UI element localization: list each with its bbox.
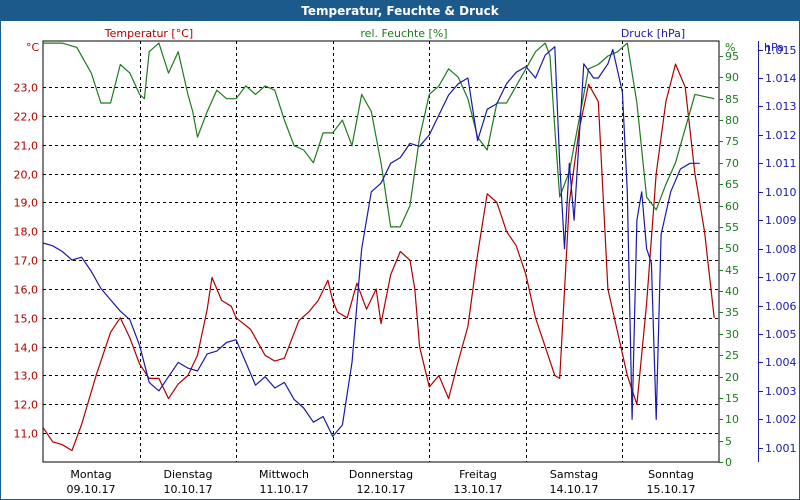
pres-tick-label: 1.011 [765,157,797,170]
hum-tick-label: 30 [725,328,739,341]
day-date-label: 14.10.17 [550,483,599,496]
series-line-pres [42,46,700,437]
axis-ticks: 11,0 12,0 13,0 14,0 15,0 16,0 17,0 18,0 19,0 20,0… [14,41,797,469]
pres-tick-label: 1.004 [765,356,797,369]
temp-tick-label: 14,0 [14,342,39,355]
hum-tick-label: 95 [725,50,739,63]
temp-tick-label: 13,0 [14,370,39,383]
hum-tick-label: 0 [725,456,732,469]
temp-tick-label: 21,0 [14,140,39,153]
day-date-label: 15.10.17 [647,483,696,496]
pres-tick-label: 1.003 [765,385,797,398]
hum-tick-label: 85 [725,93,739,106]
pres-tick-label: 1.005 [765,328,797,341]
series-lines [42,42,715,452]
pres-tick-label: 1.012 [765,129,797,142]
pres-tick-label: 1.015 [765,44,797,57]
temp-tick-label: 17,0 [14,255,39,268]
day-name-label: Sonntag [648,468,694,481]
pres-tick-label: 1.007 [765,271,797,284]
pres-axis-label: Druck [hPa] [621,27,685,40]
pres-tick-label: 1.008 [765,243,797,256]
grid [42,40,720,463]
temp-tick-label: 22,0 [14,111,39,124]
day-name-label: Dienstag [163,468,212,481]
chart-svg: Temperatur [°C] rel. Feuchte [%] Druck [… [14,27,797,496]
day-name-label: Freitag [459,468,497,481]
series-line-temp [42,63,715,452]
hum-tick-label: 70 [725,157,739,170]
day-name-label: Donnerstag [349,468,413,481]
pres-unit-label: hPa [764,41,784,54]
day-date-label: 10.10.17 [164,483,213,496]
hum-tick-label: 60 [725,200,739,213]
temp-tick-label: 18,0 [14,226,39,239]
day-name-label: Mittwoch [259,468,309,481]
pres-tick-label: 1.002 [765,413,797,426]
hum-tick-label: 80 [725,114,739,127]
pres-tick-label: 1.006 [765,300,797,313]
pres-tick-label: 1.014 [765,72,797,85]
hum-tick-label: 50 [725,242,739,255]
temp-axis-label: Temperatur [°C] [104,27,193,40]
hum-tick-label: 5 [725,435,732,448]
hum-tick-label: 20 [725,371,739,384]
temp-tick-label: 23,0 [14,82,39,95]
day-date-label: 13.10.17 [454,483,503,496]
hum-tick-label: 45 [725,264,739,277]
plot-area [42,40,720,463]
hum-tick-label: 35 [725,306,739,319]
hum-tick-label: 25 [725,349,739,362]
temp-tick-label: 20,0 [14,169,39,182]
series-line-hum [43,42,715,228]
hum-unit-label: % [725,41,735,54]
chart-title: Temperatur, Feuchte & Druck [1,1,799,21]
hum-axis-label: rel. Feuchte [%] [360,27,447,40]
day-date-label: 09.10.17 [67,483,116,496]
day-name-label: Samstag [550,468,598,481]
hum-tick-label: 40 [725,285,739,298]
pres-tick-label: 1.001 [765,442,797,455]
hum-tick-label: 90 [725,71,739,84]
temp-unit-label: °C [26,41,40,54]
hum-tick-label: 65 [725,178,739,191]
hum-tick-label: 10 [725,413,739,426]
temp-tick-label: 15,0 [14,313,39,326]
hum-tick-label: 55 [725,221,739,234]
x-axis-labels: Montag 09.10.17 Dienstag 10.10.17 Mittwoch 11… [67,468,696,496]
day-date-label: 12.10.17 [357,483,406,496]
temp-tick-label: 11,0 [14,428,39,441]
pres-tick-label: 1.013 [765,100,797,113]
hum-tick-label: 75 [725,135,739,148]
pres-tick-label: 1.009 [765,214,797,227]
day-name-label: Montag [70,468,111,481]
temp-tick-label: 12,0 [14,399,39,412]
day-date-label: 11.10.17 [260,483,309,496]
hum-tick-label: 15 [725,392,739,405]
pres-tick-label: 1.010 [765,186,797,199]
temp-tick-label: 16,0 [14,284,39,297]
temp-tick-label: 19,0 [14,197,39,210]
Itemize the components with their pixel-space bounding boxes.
☆ ☆ ☆ ☆
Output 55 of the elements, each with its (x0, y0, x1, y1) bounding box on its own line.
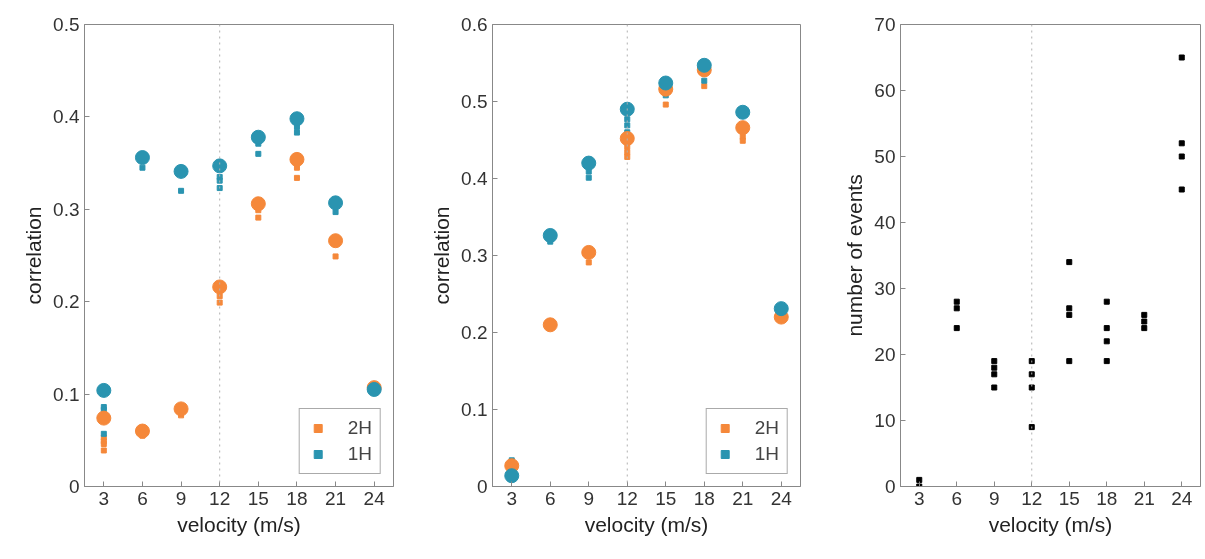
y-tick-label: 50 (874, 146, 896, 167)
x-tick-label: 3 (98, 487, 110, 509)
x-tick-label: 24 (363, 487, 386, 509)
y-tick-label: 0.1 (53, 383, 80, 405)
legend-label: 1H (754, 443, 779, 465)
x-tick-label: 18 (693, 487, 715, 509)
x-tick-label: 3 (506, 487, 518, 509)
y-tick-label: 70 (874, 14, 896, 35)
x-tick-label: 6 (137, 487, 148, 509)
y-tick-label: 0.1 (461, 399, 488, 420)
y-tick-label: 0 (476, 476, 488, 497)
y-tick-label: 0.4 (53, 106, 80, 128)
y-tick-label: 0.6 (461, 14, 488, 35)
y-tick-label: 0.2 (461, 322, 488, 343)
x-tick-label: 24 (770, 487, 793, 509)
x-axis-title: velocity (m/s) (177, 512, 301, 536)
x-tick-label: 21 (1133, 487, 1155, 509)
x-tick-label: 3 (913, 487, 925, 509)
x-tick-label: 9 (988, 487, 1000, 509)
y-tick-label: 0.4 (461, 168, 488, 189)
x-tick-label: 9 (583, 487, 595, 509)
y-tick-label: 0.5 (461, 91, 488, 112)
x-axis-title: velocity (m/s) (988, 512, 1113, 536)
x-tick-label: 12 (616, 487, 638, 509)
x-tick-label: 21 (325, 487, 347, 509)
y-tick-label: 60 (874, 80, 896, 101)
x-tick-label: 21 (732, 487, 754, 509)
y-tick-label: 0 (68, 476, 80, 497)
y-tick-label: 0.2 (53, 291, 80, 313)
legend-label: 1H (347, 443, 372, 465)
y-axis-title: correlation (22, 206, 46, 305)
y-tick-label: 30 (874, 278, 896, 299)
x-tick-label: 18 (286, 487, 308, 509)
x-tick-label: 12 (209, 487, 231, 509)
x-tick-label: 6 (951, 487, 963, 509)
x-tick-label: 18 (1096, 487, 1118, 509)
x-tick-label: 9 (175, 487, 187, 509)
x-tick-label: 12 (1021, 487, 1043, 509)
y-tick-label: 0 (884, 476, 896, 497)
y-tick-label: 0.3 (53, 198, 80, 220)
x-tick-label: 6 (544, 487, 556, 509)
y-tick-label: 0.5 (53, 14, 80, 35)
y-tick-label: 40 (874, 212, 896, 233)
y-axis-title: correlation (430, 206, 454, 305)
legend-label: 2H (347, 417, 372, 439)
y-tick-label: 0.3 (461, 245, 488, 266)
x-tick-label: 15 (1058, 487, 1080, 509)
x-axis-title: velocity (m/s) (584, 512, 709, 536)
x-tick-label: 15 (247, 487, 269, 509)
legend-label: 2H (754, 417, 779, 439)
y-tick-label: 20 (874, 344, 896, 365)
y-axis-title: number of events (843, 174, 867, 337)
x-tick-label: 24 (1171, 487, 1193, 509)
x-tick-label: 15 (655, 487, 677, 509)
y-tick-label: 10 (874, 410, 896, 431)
☆ ☆ ☆ ☆
(Written request):
Repeat the data lines word for word, from the line that contains "pres-tick-label: 1.011 [765,157,797,170]" through the line that contains "series-line-temp [42,63,715,452]", including both of those lines.

(Exercise answer):
pres-tick-label: 1.011 [765,157,797,170]
hum-tick-label: 30 [725,328,739,341]
day-date-label: 14.10.17 [550,483,599,496]
series-line-pres [42,46,700,437]
axis-ticks: 11,0 12,0 13,0 14,0 15,0 16,0 17,0 18,0 19,0 20,0… [14,41,797,469]
pres-tick-label: 1.004 [765,356,797,369]
temp-tick-label: 14,0 [14,342,39,355]
hum-tick-label: 95 [725,50,739,63]
temp-tick-label: 13,0 [14,370,39,383]
hum-tick-label: 0 [725,456,732,469]
temp-tick-label: 21,0 [14,140,39,153]
day-date-label: 15.10.17 [647,483,696,496]
pres-tick-label: 1.003 [765,385,797,398]
hum-tick-label: 85 [725,93,739,106]
pres-tick-label: 1.005 [765,328,797,341]
series-lines [42,42,715,452]
pres-tick-label: 1.012 [765,129,797,142]
pres-tick-label: 1.015 [765,44,797,57]
temp-tick-label: 17,0 [14,255,39,268]
day-name-label: Sonntag [648,468,694,481]
pres-tick-label: 1.007 [765,271,797,284]
pres-axis-label: Druck [hPa] [621,27,685,40]
pres-tick-label: 1.008 [765,243,797,256]
grid [42,40,720,463]
temp-tick-label: 22,0 [14,111,39,124]
day-name-label: Dienstag [163,468,212,481]
chart-svg: Temperatur [°C] rel. Feuchte [%] Druck [… [14,27,797,496]
day-name-label: Freitag [459,468,497,481]
series-line-temp [42,63,715,452]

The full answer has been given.